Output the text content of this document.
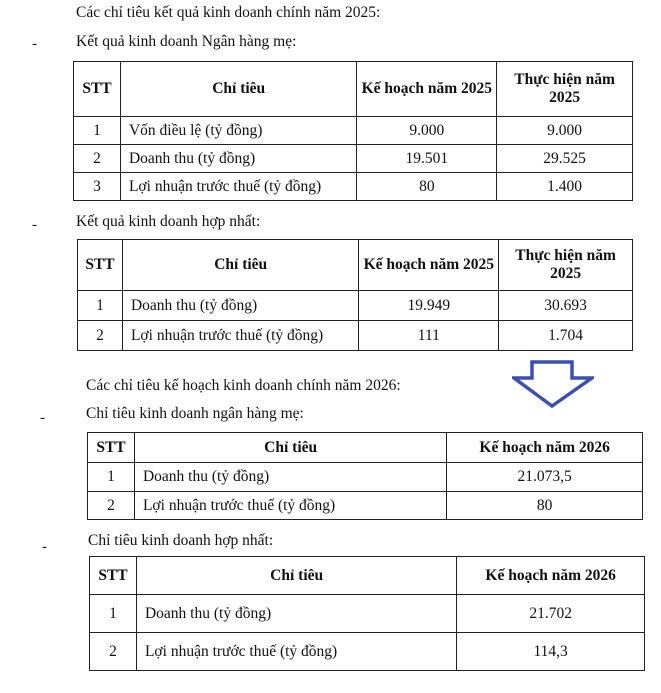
Các chỉ tiêu kết quả kinh doanh chính năm 2025:
-	Kết quả kinh doanh Ngân hàng mẹ:
STT	Chỉ tiêu	Kế hoạch năm 2025	Thực hiện năm 2025
1	Vốn điều lệ (tỷ đồng)	9.000	9.000
2	Doanh thu (tỷ đồng)	19.501	29.525
3	Lợi nhuận trước thuế (tỷ đồng)	80	1.400
-	Kết quả kinh doanh hợp nhất:
STT	Chỉ tiêu	Kế hoạch năm 2025	Thực hiện năm 2025
1	Doanh thu (tỷ đồng)	19.949	30.693
2	Lợi nhuận trước thuế (tỷ đồng)	111	1.704
Các chỉ tiêu kế hoạch kinh doanh chính năm 2026:
-	Chỉ tiêu kinh doanh ngân hàng mẹ:
STT	Chỉ tiêu	Kế hoạch năm 2026
1	Doanh thu (tỷ đồng)	21.073,5
2	Lợi nhuận trước thuế (tỷ đồng)	80
-	Chỉ tiêu kinh doanh hợp nhất:
STT	Chỉ tiêu	Kế hoạch năm 2026
1	Doanh thu (tỷ đồng)	21.702
2	Lợi nhuận trước thuế (tỷ đồng)	114,3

- - -

### Written exercise
Search the data above for the word "đồng", then gather each line in which it appears.

### Task response
1	Vốn điều lệ (tỷ đồng)	9.000	9.000
2	Doanh thu (tỷ đồng)	19.501	29.525
3	Lợi nhuận trước thuế (tỷ đồng)	80	1.400
1	Doanh thu (tỷ đồng)	19.949	30.693
2	Lợi nhuận trước thuế (tỷ đồng)	111	1.704
1	Doanh thu (tỷ đồng)	21.073,5
2	Lợi nhuận trước thuế (tỷ đồng)	80
1	Doanh thu (tỷ đồng)	21.702
2	Lợi nhuận trước thuế (tỷ đồng)	114,3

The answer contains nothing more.